**Task directions:** The records that follow must be reproduced in full, exactly as written.

**Given data:**
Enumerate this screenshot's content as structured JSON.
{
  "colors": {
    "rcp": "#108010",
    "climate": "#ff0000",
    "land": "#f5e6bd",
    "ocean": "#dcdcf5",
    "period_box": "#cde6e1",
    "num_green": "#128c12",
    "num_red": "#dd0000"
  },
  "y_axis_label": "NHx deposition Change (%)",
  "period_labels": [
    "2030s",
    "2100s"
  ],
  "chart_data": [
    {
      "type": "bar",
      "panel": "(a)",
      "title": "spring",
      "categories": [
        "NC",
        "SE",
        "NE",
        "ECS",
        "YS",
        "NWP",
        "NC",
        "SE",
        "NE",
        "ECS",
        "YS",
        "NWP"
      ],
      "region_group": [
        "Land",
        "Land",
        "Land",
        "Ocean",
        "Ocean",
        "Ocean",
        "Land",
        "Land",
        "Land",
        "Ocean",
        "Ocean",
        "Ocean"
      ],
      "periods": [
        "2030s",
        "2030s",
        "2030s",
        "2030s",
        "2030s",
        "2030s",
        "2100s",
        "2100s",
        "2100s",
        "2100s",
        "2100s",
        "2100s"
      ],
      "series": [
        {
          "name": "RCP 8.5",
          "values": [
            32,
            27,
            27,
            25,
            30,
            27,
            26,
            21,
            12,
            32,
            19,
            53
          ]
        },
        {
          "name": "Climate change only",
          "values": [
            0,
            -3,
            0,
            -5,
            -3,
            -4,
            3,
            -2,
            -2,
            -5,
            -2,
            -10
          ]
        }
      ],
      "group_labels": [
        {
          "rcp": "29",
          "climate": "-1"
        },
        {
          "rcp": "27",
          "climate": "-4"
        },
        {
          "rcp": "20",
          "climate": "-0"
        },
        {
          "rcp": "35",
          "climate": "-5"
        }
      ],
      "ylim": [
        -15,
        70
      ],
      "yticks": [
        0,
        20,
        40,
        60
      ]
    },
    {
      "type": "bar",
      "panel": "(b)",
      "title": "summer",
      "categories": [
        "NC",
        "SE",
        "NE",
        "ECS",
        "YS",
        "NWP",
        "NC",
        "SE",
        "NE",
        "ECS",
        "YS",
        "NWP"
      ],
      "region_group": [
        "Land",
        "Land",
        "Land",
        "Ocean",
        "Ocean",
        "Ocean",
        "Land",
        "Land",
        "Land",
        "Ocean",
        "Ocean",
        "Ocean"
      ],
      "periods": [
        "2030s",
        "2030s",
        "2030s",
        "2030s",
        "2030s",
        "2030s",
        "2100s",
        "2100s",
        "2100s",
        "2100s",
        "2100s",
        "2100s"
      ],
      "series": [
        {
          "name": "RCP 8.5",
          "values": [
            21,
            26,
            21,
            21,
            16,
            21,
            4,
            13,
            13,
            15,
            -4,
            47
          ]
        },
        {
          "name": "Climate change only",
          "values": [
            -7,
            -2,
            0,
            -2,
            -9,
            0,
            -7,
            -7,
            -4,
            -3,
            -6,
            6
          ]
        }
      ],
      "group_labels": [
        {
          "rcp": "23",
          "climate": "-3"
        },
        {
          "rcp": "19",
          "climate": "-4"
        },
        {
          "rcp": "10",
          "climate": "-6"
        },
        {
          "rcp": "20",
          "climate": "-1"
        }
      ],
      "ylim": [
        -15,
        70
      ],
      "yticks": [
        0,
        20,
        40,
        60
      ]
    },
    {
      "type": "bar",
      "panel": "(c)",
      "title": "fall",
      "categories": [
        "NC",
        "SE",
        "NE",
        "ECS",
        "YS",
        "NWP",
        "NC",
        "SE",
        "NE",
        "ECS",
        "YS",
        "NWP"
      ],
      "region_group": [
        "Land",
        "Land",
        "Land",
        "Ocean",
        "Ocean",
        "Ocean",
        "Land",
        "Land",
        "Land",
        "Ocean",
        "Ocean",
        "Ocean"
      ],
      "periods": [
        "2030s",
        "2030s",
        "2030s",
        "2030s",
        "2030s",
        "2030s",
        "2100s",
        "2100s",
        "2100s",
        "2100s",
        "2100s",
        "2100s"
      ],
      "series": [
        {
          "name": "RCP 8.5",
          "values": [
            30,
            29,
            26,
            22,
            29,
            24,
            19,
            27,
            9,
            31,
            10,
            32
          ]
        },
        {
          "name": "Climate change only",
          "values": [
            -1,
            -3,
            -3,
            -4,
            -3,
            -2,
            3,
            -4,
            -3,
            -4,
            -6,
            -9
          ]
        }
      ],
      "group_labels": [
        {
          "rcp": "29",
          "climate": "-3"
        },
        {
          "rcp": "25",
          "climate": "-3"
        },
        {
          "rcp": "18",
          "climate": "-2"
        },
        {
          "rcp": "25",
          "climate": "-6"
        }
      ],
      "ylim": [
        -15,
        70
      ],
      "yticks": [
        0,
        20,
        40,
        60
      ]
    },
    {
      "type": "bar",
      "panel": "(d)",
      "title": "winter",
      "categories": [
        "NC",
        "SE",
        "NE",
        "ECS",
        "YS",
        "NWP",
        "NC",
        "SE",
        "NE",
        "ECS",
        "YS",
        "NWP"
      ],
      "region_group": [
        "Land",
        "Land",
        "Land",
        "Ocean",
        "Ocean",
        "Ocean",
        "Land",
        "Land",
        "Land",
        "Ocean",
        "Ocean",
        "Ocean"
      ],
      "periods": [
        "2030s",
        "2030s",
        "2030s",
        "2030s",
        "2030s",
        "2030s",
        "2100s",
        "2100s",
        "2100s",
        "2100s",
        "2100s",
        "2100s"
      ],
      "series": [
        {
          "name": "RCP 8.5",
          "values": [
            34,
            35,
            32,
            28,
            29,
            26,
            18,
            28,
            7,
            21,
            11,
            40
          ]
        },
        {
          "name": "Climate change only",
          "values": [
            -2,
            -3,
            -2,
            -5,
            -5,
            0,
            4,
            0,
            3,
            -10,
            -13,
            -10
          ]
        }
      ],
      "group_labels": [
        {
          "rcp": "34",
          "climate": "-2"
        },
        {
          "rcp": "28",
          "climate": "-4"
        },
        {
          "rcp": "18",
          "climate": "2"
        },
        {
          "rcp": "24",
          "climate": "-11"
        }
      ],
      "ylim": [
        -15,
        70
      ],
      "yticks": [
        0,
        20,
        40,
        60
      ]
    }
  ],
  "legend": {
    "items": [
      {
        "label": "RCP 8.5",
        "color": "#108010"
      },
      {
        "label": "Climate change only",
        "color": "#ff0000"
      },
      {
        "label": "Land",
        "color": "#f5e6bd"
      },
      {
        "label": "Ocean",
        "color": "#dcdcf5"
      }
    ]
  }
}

**Correct answer:**
Enumerate this screenshot's content as structured JSON.
{
  "colors": {
    "rcp": "#108010",
    "climate": "#ff0000",
    "land": "#f5e6bd",
    "ocean": "#dcdcf5",
    "period_box": "#cde6e1",
    "num_green": "#128c12",
    "num_red": "#dd0000"
  },
  "y_axis_label": "NHx deposition Change (%)",
  "period_labels": [
    "2030s",
    "2100s"
  ],
  "chart_data": [
    {
      "type": "bar",
      "panel": "(a)",
      "title": "spring",
      "categories": [
        "NC",
        "SE",
        "NE",
        "ECS",
        "YS",
        "NWP",
        "NC",
        "SE",
        "NE",
        "ECS",
        "YS",
        "NWP"
      ],
      "region_group": [
        "Land",
        "Land",
        "Land",
        "Ocean",
        "Ocean",
        "Ocean",
        "Land",
        "Land",
        "Land",
        "Ocean",
        "Ocean",
        "Ocean"
      ],
      "periods": [
        "2030s",
        "2030s",
        "2030s",
        "2030s",
        "2030s",
        "2030s",
        "2100s",
        "2100s",
        "2100s",
        "2100s",
        "2100s",
        "2100s"
      ],
      "series": [
        {
          "name": "RCP 8.5",
          "values": [
            32,
            27,
            27,
            25,
            30,
            27,
            26,
            21,
            12,
            32,
            19,
            53
          ]
        },
        {
          "name": "Climate change only",
          "values": [
            0,
            -3,
            0,
            -5,
            -3,
            -4,
            3,
            -2,
            -2,
            -5,
            -2,
            -10
          ]
        }
      ],
      "group_labels": [
        {
          "rcp": "29",
          "climate": "-1"
        },
        {
          "rcp": "27",
          "climate": "-4"
        },
        {
          "rcp": "20",
          "climate": "-0"
        },
        {
          "rcp": "35",
          "climate": "-5"
        }
      ],
      "ylim": [
        -15,
        70
      ],
      "yticks": [
        0,
        20,
        40,
        60
      ]
    },
    {
      "type": "bar",
      "panel": "(b)",
      "title": "summer",
      "categories": [
        "NC",
        "SE",
        "NE",
        "ECS",
        "YS",
        "NWP",
        "NC",
        "SE",
        "NE",
        "ECS",
        "YS",
        "NWP"
      ],
      "region_group": [
        "Land",
        "Land",
        "Land",
        "Ocean",
        "Ocean",
        "Ocean",
        "Land",
        "Land",
        "Land",
        "Ocean",
        "Ocean",
        "Ocean"
      ],
      "periods": [
        "2030s",
        "2030s",
        "2030s",
        "2030s",
        "2030s",
        "2030s",
        "2100s",
        "2100s",
        "2100s",
        "2100s",
        "2100s",
        "2100s"
      ],
      "series": [
        {
          "name": "RCP 8.5",
          "values": [
            21,
            26,
            21,
            21,
            16,
            21,
            4,
            13,
            13,
            15,
            -4,
            47
          ]
        },
        {
          "name": "Climate change only",
          "values": [
            -7,
            -2,
            0,
            -2,
            -9,
            0,
            -7,
            -7,
            -4,
            -3,
            -6,
            6
          ]
        }
      ],
      "group_labels": [
        {
          "rcp": "23",
          "climate": "-3"
        },
        {
          "rcp": "19",
          "climate": "-4"
        },
        {
          "rcp": "10",
          "climate": "-6"
        },
        {
          "rcp": "20",
          "climate": "-1"
        }
      ],
      "ylim": [
        -15,
        70
      ],
      "yticks": [
        0,
        20,
        40,
        60
      ]
    },
    {
      "type": "bar",
      "panel": "(c)",
      "title": "fall",
      "categories": [
        "NC",
        "SE",
        "NE",
        "ECS",
        "YS",
        "NWP",
        "NC",
        "SE",
        "NE",
        "ECS",
        "YS",
        "NWP"
      ],
      "region_group": [
        "Land",
        "Land",
        "Land",
        "Ocean",
        "Ocean",
        "Ocean",
        "Land",
        "Land",
        "Land",
        "Ocean",
        "Ocean",
        "Ocean"
      ],
      "periods": [
        "2030s",
        "2030s",
        "2030s",
        "2030s",
        "2030s",
        "2030s",
        "2100s",
        "2100s",
        "2100s",
        "2100s",
        "2100s",
        "2100s"
      ],
      "series": [
        {
          "name": "RCP 8.5",
          "values": [
            30,
            29,
            26,
            22,
            29,
            24,
            19,
            27,
            9,
            31,
            10,
            32
          ]
        },
        {
          "name": "Climate change only",
          "values": [
            -1,
            -3,
            -3,
            -4,
            -3,
            -2,
            3,
            -4,
            -3,
            -4,
            -6,
            -9
          ]
        }
      ],
      "group_labels": [
        {
          "rcp": "29",
          "climate": "-3"
        },
        {
          "rcp": "25",
          "climate": "-3"
        },
        {
          "rcp": "18",
          "climate": "-2"
        },
        {
          "rcp": "25",
          "climate": "-6"
        }
      ],
      "ylim": [
        -15,
        70
      ],
      "yticks": [
        0,
        20,
        40,
        60
      ]
    },
    {
      "type": "bar",
      "panel": "(d)",
      "title": "winter",
      "categories": [
        "NC",
        "SE",
        "NE",
        "ECS",
        "YS",
        "NWP",
        "NC",
        "SE",
        "NE",
        "ECS",
        "YS",
        "NWP"
      ],
      "region_group": [
        "Land",
        "Land",
        "Land",
        "Ocean",
        "Ocean",
        "Ocean",
        "Land",
        "Land",
        "Land",
        "Ocean",
        "Ocean",
        "Ocean"
      ],
      "periods": [
        "2030s",
        "2030s",
        "2030s",
        "2030s",
        "2030s",
        "2030s",
        "2100s",
        "2100s",
        "2100s",
        "2100s",
        "2100s",
        "2100s"
      ],
      "series": [
        {
          "name": "RCP 8.5",
          "values": [
            34,
            35,
            32,
            28,
            29,
            26,
            18,
            28,
            7,
            21,
            11,
            40
          ]
        },
        {
          "name": "Climate change only",
          "values": [
            -2,
            -3,
            -2,
            -5,
            -5,
            0,
            4,
            0,
            3,
            -10,
            -13,
            -10
          ]
        }
      ],
      "group_labels": [
        {
          "rcp": "34",
          "climate": "-2"
        },
        {
          "rcp": "28",
          "climate": "-4"
        },
        {
          "rcp": "18",
          "climate": "2"
        },
        {
          "rcp": "24",
          "climate": "-11"
        }
      ],
      "ylim": [
        -15,
        70
      ],
      "yticks": [
        0,
        20,
        40,
        60
      ]
    }
  ],
  "legend": {
    "items": [
      {
        "label": "RCP 8.5",
        "color": "#108010"
      },
      {
        "label": "Climate change only",
        "color": "#ff0000"
      },
      {
        "label": "Land",
        "color": "#f5e6bd"
      },
      {
        "label": "Ocean",
        "color": "#dcdcf5"
      }
    ]
  }
}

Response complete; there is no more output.